What you need to do: All entries must be extracted exactly, with nothing added or dropped.

== Data section ==

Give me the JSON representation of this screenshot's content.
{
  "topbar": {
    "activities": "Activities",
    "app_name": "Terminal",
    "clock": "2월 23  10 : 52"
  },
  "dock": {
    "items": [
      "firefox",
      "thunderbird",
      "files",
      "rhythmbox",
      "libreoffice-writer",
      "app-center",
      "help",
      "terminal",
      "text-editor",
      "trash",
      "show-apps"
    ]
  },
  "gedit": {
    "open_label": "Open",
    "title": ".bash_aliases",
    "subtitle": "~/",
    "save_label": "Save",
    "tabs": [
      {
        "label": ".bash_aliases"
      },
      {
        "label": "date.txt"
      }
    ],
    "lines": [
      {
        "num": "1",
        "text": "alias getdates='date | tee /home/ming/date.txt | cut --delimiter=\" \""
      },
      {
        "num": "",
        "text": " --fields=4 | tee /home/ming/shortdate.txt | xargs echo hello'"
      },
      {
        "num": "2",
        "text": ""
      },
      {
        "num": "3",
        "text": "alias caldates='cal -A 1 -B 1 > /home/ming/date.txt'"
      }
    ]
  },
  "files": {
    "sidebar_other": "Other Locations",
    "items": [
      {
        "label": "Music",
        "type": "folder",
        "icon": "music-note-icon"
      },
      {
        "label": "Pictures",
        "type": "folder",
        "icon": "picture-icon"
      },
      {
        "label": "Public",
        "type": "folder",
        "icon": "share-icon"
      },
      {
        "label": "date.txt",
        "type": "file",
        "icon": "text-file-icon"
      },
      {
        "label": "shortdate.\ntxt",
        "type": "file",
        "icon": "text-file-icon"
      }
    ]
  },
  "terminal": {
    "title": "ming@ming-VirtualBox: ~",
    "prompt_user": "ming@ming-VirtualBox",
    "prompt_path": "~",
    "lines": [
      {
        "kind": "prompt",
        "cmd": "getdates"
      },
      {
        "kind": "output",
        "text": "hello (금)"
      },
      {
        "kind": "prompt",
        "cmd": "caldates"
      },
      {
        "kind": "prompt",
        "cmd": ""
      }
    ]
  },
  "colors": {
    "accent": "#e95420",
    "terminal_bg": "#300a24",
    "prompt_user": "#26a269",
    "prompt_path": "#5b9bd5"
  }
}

===

Response to this exercise:
Give me the JSON representation of this screenshot's content.
{
  "topbar": {
    "activities": "Activities",
    "app_name": "Terminal",
    "clock": "2월 23  10 : 52"
  },
  "dock": {
    "items": [
      "firefox",
      "thunderbird",
      "files",
      "rhythmbox",
      "libreoffice-writer",
      "app-center",
      "help",
      "terminal",
      "text-editor",
      "trash",
      "show-apps"
    ]
  },
  "gedit": {
    "open_label": "Open",
    "title": ".bash_aliases",
    "subtitle": "~/",
    "save_label": "Save",
    "tabs": [
      {
        "label": ".bash_aliases"
      },
      {
        "label": "date.txt"
      }
    ],
    "lines": [
      {
        "num": "1",
        "text": "alias getdates='date | tee /home/ming/date.txt | cut --delimiter=\" \""
      },
      {
        "num": "",
        "text": " --fields=4 | tee /home/ming/shortdate.txt | xargs echo hello'"
      },
      {
        "num": "2",
        "text": ""
      },
      {
        "num": "3",
        "text": "alias caldates='cal -A 1 -B 1 > /home/ming/date.txt'"
      }
    ]
  },
  "files": {
    "sidebar_other": "Other Locations",
    "items": [
      {
        "label": "Music",
        "type": "folder",
        "icon": "music-note-icon"
      },
      {
        "label": "Pictures",
        "type": "folder",
        "icon": "picture-icon"
      },
      {
        "label": "Public",
        "type": "folder",
        "icon": "share-icon"
      },
      {
        "label": "date.txt",
        "type": "file",
        "icon": "text-file-icon"
      },
      {
        "label": "shortdate.\ntxt",
        "type": "file",
        "icon": "text-file-icon"
      }
    ]
  },
  "terminal": {
    "title": "ming@ming-VirtualBox: ~",
    "prompt_user": "ming@ming-VirtualBox",
    "prompt_path": "~",
    "lines": [
      {
        "kind": "prompt",
        "cmd": "getdates"
      },
      {
        "kind": "output",
        "text": "hello (금)"
      },
      {
        "kind": "prompt",
        "cmd": "caldates"
      },
      {
        "kind": "prompt",
        "cmd": ""
      }
    ]
  },
  "colors": {
    "accent": "#e95420",
    "terminal_bg": "#300a24",
    "prompt_user": "#26a269",
    "prompt_path": "#5b9bd5"
  }
}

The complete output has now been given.